[Extracted records]
>> Begin
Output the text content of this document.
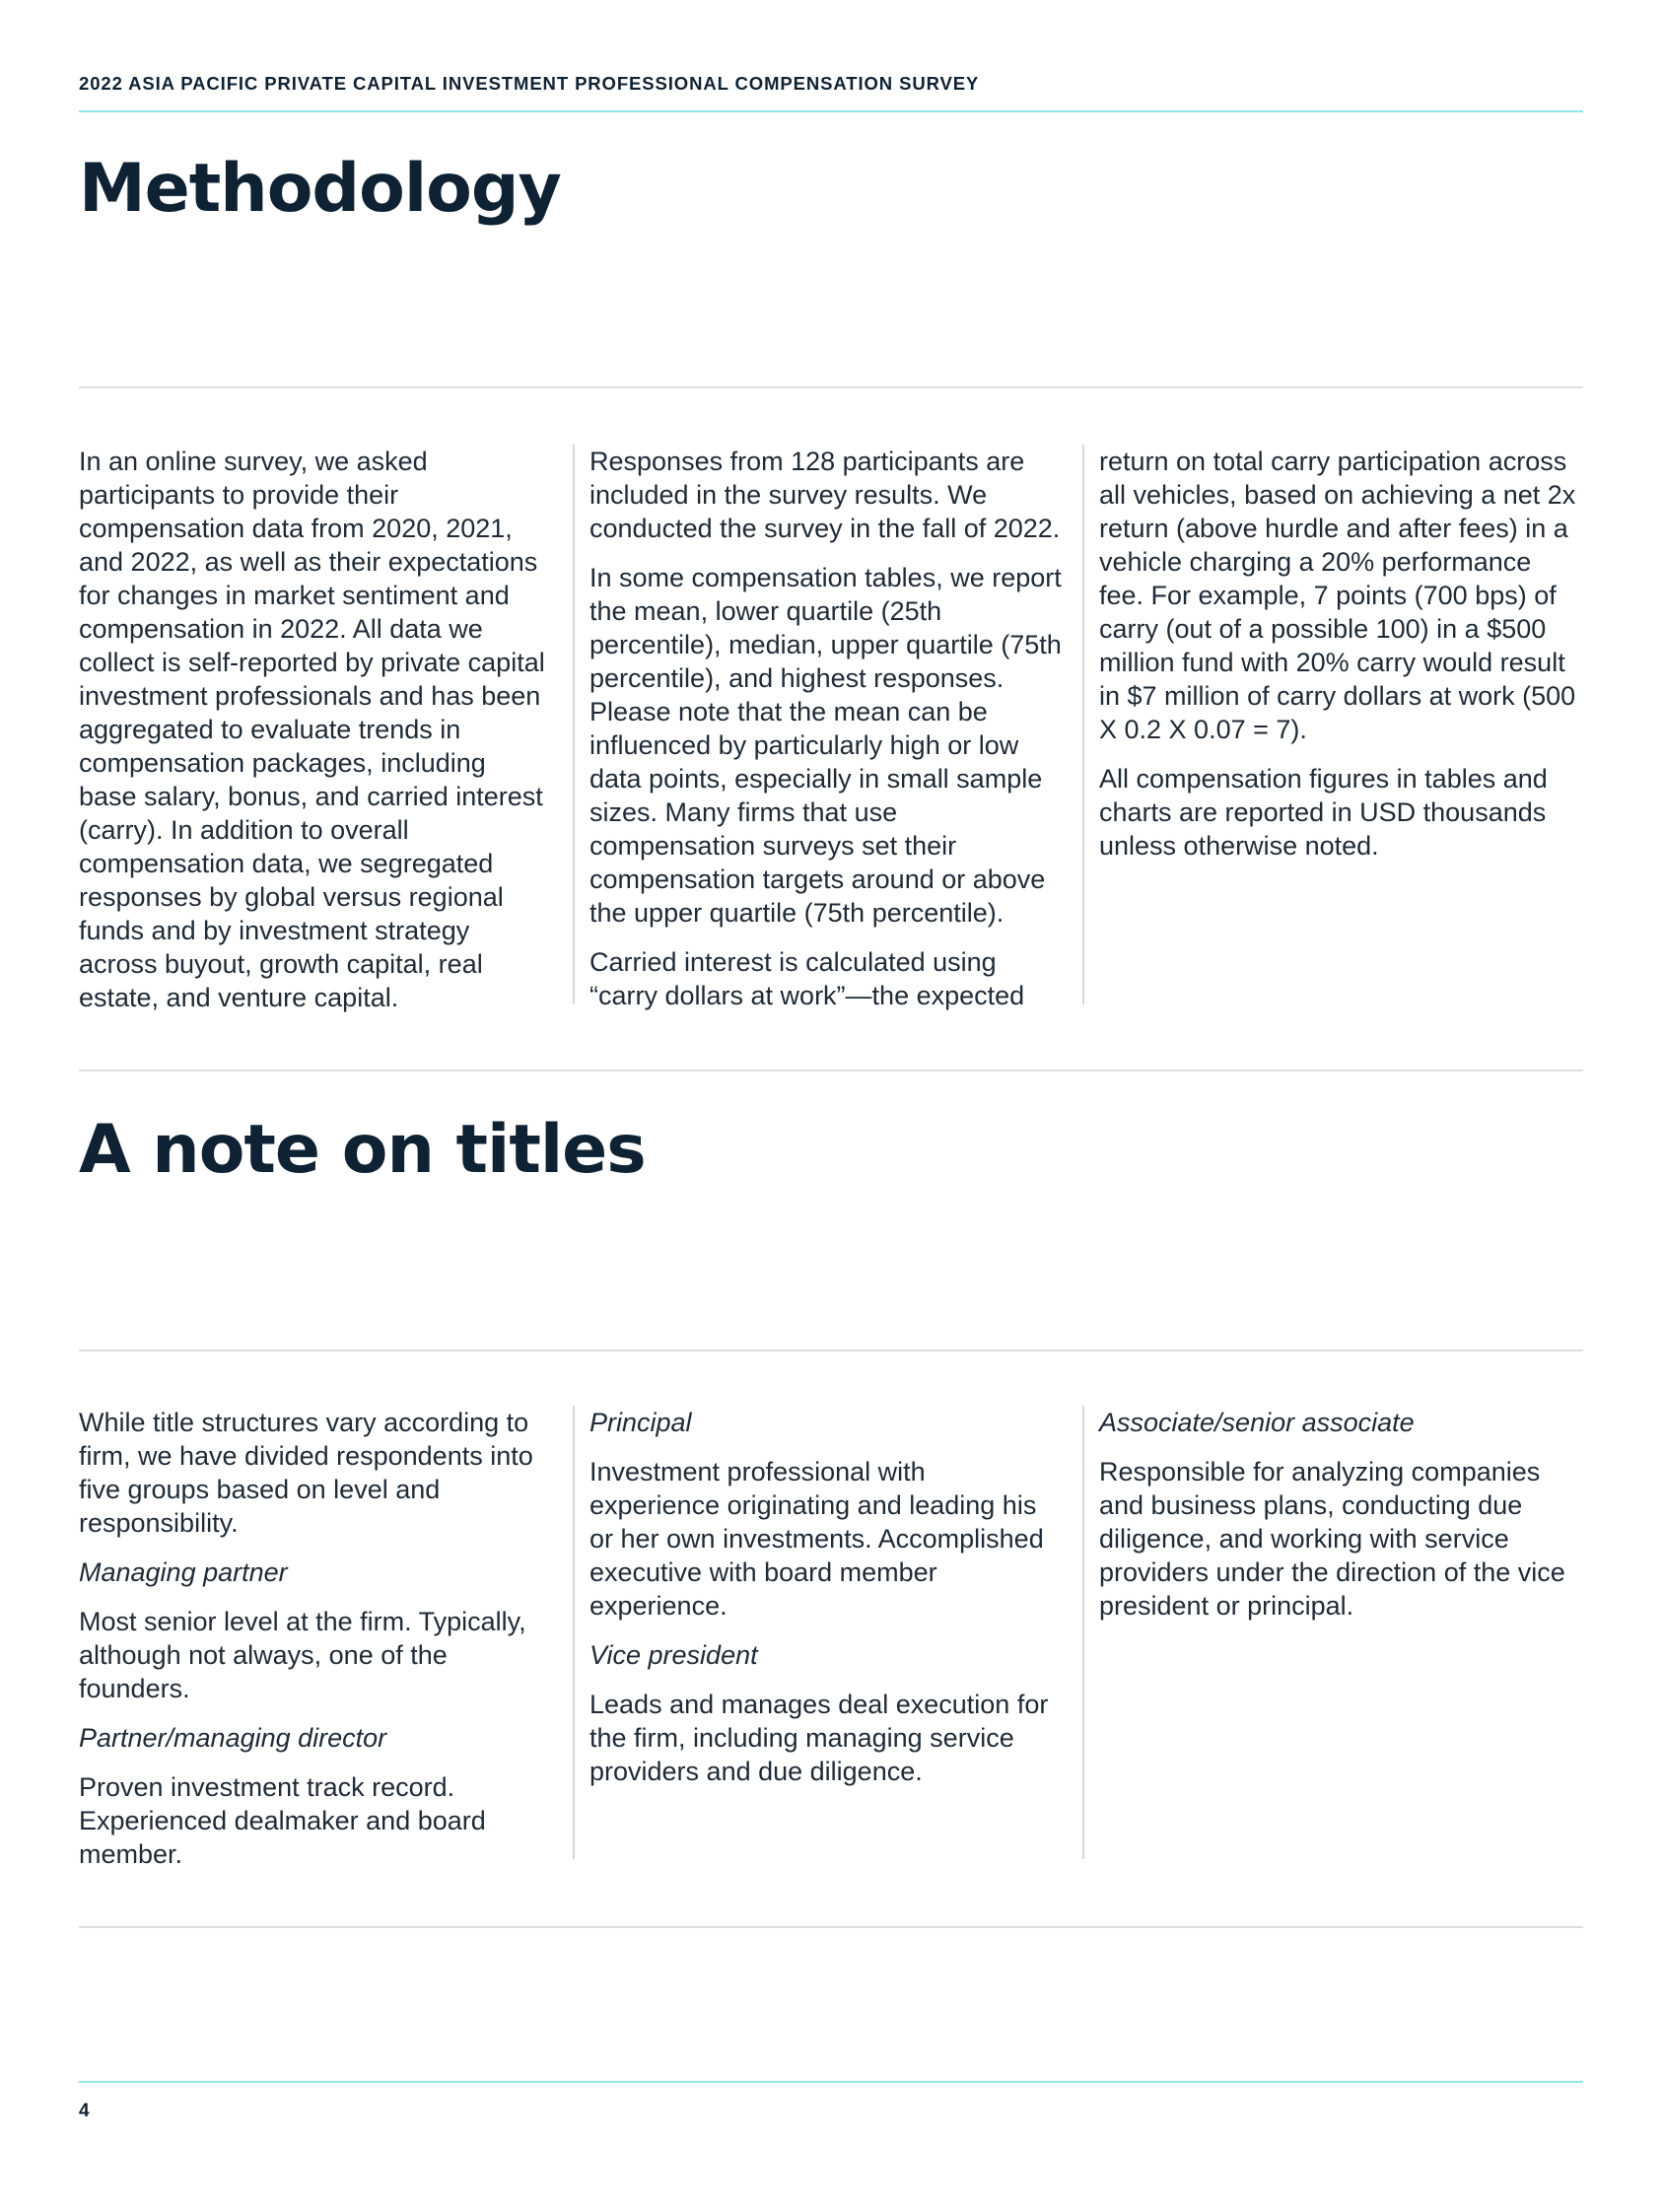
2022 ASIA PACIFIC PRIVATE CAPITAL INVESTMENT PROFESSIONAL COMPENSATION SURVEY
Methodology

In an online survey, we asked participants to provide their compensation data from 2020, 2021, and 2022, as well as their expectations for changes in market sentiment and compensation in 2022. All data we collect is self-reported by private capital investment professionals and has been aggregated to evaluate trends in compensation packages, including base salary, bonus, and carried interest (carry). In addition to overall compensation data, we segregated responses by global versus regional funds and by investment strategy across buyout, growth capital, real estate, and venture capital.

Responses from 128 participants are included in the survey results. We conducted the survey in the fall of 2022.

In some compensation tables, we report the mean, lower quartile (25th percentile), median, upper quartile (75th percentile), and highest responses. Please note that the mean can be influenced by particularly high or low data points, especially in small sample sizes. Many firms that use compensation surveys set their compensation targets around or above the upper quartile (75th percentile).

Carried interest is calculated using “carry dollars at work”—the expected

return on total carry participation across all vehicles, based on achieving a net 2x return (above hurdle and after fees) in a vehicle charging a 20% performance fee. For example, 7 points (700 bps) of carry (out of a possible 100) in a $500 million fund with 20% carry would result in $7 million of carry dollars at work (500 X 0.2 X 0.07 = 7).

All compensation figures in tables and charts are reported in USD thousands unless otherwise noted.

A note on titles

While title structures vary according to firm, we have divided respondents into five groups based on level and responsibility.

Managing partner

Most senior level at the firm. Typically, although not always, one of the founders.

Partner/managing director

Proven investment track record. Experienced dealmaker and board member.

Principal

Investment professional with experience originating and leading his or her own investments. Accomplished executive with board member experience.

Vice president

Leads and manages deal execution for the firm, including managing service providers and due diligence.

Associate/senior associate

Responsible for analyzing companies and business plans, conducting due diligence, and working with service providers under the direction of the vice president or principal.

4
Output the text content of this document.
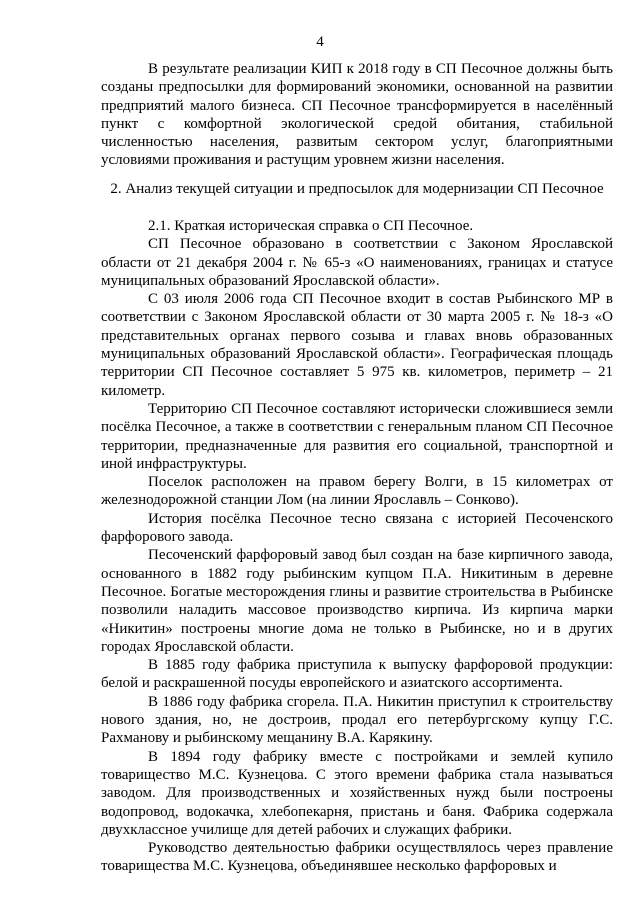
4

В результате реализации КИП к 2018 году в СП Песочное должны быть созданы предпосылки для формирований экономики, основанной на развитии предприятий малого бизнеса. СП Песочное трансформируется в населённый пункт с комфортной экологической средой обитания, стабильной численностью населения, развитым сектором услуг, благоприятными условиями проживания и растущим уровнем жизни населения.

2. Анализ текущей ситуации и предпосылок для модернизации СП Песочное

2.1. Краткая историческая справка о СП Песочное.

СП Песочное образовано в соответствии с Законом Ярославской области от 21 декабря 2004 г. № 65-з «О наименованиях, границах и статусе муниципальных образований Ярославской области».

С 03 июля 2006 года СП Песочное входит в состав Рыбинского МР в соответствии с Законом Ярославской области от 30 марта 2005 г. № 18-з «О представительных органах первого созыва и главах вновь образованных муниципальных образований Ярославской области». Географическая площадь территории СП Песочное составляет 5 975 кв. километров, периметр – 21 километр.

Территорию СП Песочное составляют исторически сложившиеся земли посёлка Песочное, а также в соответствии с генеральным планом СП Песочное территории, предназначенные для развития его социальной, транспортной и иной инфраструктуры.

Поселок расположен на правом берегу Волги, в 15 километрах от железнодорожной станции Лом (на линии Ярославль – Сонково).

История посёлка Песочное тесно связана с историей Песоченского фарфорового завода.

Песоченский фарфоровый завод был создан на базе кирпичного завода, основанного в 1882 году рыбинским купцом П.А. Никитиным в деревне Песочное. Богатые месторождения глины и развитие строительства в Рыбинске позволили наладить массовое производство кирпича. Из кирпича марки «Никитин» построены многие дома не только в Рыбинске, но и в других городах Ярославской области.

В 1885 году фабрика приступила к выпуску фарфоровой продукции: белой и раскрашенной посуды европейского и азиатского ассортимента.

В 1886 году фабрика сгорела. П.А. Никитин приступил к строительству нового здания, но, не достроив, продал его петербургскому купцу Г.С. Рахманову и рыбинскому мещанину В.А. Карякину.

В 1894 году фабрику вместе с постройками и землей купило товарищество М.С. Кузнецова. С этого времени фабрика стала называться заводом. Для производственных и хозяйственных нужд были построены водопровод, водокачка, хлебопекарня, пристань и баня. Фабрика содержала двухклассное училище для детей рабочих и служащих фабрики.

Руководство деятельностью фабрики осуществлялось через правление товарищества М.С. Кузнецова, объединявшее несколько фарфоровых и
>> End
■ **TASK DESCRIPTION**: Reproduce the records verbatim, omitting all images they contain.

■ **REPLY**:
Output the text content of this document.
2022 ASIA PACIFIC PRIVATE CAPITAL INVESTMENT PROFESSIONAL COMPENSATION SURVEY
Methodology

In an online survey, we asked participants to provide their compensation data from 2020, 2021, and 2022, as well as their expectations for changes in market sentiment and compensation in 2022. All data we collect is self-reported by private capital investment professionals and has been aggregated to evaluate trends in compensation packages, including base salary, bonus, and carried interest (carry). In addition to overall compensation data, we segregated responses by global versus regional funds and by investment strategy across buyout, growth capital, real estate, and venture capital.

Responses from 128 participants are included in the survey results. We conducted the survey in the fall of 2022.

In some compensation tables, we report the mean, lower quartile (25th percentile), median, upper quartile (75th percentile), and highest responses. Please note that the mean can be influenced by particularly high or low data points, especially in small sample sizes. Many firms that use compensation surveys set their compensation targets around or above the upper quartile (75th percentile).

Carried interest is calculated using “carry dollars at work”—the expected

return on total carry participation across all vehicles, based on achieving a net 2x return (above hurdle and after fees) in a vehicle charging a 20% performance fee. For example, 7 points (700 bps) of carry (out of a possible 100) in a $500 million fund with 20% carry would result in $7 million of carry dollars at work (500 X 0.2 X 0.07 = 7).

All compensation figures in tables and charts are reported in USD thousands unless otherwise noted.

A note on titles

While title structures vary according to firm, we have divided respondents into five groups based on level and responsibility.

Managing partner

Most senior level at the firm. Typically, although not always, one of the founders.

Partner/managing director

Proven investment track record. Experienced dealmaker and board member.

Principal

Investment professional with experience originating and leading his or her own investments. Accomplished executive with board member experience.

Vice president

Leads and manages deal execution for the firm, including managing service providers and due diligence.

Associate/senior associate

Responsible for analyzing companies and business plans, conducting due diligence, and working with service providers under the direction of the vice president or principal.

4
Output the text content of this document.
4

В результате реализации КИП к 2018 году в СП Песочное должны быть созданы предпосылки для формирований экономики, основанной на развитии предприятий малого бизнеса. СП Песочное трансформируется в населённый пункт с комфортной экологической средой обитания, стабильной численностью населения, развитым сектором услуг, благоприятными условиями проживания и растущим уровнем жизни населения.

2. Анализ текущей ситуации и предпосылок для модернизации СП Песочное

2.1. Краткая историческая справка о СП Песочное.

СП Песочное образовано в соответствии с Законом Ярославской области от 21 декабря 2004 г. № 65-з «О наименованиях, границах и статусе муниципальных образований Ярославской области».

С 03 июля 2006 года СП Песочное входит в состав Рыбинского МР в соответствии с Законом Ярославской области от 30 марта 2005 г. № 18-з «О представительных органах первого созыва и главах вновь образованных муниципальных образований Ярославской области». Географическая площадь территории СП Песочное составляет 5 975 кв. километров, периметр – 21 километр.

Территорию СП Песочное составляют исторически сложившиеся земли посёлка Песочное, а также в соответствии с генеральным планом СП Песочное территории, предназначенные для развития его социальной, транспортной и иной инфраструктуры.

Поселок расположен на правом берегу Волги, в 15 километрах от железнодорожной станции Лом (на линии Ярославль – Сонково).

История посёлка Песочное тесно связана с историей Песоченского фарфорового завода.

Песоченский фарфоровый завод был создан на базе кирпичного завода, основанного в 1882 году рыбинским купцом П.А. Никитиным в деревне Песочное. Богатые месторождения глины и развитие строительства в Рыбинске позволили наладить массовое производство кирпича. Из кирпича марки «Никитин» построены многие дома не только в Рыбинске, но и в других городах Ярославской области.

В 1885 году фабрика приступила к выпуску фарфоровой продукции: белой и раскрашенной посуды европейского и азиатского ассортимента.

В 1886 году фабрика сгорела. П.А. Никитин приступил к строительству нового здания, но, не достроив, продал его петербургскому купцу Г.С. Рахманову и рыбинскому мещанину В.А. Карякину.

В 1894 году фабрику вместе с постройками и землей купило товарищество М.С. Кузнецова. С этого времени фабрика стала называться заводом. Для производственных и хозяйственных нужд были построены водопровод, водокачка, хлебопекарня, пристань и баня. Фабрика содержала двухклассное училище для детей рабочих и служащих фабрики.

Руководство деятельностью фабрики осуществлялось через правление товарищества М.С. Кузнецова, объединявшее несколько фарфоровых и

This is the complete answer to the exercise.